▸ TASK GOAL: Report each line of the data that has "reachable" somewhere in it.

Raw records
○ ○ ○ ○ ○

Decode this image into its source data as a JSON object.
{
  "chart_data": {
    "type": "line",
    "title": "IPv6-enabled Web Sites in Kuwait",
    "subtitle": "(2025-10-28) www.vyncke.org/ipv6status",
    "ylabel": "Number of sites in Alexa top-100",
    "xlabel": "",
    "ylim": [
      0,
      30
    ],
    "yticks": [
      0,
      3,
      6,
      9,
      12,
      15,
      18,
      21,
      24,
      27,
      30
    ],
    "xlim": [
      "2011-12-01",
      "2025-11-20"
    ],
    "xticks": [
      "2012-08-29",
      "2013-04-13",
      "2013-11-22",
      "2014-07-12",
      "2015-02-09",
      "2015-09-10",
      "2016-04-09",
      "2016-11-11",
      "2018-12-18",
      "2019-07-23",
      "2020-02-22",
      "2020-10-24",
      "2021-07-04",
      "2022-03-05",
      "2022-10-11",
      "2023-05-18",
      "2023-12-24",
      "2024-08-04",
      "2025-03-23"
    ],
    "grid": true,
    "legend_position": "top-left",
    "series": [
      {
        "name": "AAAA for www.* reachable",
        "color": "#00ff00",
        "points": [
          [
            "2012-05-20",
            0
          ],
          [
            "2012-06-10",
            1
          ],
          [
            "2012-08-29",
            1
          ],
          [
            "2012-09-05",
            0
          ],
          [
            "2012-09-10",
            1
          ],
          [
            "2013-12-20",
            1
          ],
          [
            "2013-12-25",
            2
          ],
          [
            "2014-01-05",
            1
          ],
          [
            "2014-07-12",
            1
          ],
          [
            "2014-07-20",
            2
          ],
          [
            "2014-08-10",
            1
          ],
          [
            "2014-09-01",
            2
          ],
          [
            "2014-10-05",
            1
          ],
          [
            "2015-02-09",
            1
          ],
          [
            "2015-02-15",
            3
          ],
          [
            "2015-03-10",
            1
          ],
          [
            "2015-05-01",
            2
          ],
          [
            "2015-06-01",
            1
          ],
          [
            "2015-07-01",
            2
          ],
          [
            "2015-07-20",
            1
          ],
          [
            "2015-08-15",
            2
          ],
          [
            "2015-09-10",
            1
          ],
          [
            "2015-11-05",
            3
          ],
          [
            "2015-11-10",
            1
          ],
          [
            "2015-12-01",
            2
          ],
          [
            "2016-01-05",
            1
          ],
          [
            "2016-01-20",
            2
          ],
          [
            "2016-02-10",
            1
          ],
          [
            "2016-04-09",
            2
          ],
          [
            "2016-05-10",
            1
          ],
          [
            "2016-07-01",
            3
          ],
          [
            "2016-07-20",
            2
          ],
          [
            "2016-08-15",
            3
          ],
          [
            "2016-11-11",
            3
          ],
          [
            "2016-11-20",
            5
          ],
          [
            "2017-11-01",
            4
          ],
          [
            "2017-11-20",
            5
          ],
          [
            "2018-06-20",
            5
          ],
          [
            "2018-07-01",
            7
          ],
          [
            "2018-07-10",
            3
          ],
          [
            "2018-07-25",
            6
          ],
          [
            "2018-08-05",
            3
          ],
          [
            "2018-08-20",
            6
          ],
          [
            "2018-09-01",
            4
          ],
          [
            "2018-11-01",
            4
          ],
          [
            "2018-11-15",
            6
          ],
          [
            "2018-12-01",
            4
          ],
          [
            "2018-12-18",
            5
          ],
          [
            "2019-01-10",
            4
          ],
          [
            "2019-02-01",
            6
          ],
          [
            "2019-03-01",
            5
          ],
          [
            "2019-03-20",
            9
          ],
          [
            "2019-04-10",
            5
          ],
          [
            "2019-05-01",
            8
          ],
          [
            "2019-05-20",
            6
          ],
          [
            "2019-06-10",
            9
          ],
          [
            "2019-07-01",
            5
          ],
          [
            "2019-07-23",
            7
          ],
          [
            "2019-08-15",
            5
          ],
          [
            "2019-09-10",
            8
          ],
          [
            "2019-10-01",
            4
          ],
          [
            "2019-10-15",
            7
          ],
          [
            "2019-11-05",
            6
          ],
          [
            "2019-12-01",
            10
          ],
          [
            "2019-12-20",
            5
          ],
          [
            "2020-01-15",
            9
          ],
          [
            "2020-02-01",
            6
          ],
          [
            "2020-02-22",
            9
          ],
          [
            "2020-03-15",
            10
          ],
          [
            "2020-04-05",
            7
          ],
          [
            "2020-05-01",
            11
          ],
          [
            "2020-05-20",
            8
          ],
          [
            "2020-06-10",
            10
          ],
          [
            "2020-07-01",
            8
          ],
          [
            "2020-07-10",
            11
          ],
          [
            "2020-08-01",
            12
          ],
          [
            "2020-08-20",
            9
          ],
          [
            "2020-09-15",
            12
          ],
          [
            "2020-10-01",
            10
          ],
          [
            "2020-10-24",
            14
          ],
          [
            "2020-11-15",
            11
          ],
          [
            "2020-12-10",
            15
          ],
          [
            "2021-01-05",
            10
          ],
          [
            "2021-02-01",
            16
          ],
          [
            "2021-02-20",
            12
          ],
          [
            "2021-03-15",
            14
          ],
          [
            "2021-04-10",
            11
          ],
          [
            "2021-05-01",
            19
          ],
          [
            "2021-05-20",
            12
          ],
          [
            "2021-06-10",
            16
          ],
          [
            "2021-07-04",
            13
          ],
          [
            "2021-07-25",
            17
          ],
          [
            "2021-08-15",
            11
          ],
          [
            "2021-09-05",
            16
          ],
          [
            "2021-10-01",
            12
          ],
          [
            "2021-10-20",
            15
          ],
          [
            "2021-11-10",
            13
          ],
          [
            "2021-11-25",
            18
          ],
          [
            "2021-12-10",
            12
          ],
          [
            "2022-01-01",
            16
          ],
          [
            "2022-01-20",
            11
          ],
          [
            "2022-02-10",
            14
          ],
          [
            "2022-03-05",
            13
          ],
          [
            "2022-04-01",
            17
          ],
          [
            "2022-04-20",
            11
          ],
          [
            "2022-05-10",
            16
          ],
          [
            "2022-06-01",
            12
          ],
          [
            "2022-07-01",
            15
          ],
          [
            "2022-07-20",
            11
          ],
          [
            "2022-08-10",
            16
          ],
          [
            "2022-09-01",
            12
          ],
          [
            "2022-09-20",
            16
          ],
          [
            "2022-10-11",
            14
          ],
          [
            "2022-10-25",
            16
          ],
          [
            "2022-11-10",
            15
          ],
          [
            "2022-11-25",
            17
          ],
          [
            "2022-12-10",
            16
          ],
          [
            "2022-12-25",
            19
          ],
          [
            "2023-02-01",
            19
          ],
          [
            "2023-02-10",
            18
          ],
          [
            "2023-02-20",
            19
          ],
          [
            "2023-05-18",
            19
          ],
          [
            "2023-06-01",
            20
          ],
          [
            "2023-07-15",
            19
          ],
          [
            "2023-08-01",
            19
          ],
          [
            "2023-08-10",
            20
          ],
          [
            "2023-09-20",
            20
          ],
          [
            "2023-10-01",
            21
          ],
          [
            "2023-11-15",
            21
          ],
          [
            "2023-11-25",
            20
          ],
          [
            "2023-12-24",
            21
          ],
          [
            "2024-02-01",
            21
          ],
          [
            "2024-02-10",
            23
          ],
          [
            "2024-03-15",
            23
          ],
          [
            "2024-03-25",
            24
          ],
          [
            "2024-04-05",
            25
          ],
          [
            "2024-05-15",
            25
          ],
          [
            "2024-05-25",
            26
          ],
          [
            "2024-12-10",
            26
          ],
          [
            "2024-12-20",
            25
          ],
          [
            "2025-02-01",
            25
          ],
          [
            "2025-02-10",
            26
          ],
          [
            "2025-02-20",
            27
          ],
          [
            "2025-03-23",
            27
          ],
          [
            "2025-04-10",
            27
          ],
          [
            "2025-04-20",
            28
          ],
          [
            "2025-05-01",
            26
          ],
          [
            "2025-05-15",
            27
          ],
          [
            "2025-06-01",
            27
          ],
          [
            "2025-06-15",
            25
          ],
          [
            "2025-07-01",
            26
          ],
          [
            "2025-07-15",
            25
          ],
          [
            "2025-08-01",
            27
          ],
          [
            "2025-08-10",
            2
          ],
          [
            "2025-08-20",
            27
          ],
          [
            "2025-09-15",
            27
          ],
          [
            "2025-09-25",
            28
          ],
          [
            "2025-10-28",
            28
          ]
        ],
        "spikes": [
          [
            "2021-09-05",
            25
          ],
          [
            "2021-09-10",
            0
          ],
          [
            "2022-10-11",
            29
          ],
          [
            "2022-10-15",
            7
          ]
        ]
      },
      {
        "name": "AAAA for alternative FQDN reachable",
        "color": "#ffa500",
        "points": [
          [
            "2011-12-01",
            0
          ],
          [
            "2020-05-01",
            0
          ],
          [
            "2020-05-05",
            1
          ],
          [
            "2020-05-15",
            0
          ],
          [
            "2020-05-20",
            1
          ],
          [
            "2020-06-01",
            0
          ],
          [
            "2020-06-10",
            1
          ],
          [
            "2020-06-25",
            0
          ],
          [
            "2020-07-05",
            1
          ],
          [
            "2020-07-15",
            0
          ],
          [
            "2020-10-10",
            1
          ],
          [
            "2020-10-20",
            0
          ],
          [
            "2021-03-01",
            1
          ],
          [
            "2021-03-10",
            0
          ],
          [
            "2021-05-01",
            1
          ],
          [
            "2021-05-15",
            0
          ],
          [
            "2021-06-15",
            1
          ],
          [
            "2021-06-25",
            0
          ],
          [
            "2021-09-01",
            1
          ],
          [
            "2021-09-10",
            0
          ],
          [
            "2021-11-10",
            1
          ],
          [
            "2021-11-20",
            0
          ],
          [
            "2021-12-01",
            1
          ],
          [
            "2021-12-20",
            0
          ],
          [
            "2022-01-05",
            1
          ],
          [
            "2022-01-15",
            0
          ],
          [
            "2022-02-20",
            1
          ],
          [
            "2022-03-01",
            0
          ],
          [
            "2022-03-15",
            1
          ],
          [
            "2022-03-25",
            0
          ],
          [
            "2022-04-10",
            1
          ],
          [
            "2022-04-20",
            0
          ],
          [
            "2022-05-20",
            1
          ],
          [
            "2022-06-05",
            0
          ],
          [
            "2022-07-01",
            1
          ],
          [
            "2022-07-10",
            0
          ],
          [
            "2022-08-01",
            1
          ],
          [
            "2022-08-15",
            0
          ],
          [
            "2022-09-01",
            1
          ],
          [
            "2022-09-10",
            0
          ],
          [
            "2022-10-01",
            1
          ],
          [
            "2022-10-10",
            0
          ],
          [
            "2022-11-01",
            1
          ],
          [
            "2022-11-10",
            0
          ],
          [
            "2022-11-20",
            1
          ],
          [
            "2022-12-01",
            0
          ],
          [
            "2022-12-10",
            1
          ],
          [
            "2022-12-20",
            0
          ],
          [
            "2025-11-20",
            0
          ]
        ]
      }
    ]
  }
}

○ ○ ○ ○ ○

▸ FINAL RESULT:
        "name": "AAAA for www.* reachable",
        "name": "AAAA for alternative FQDN reachable",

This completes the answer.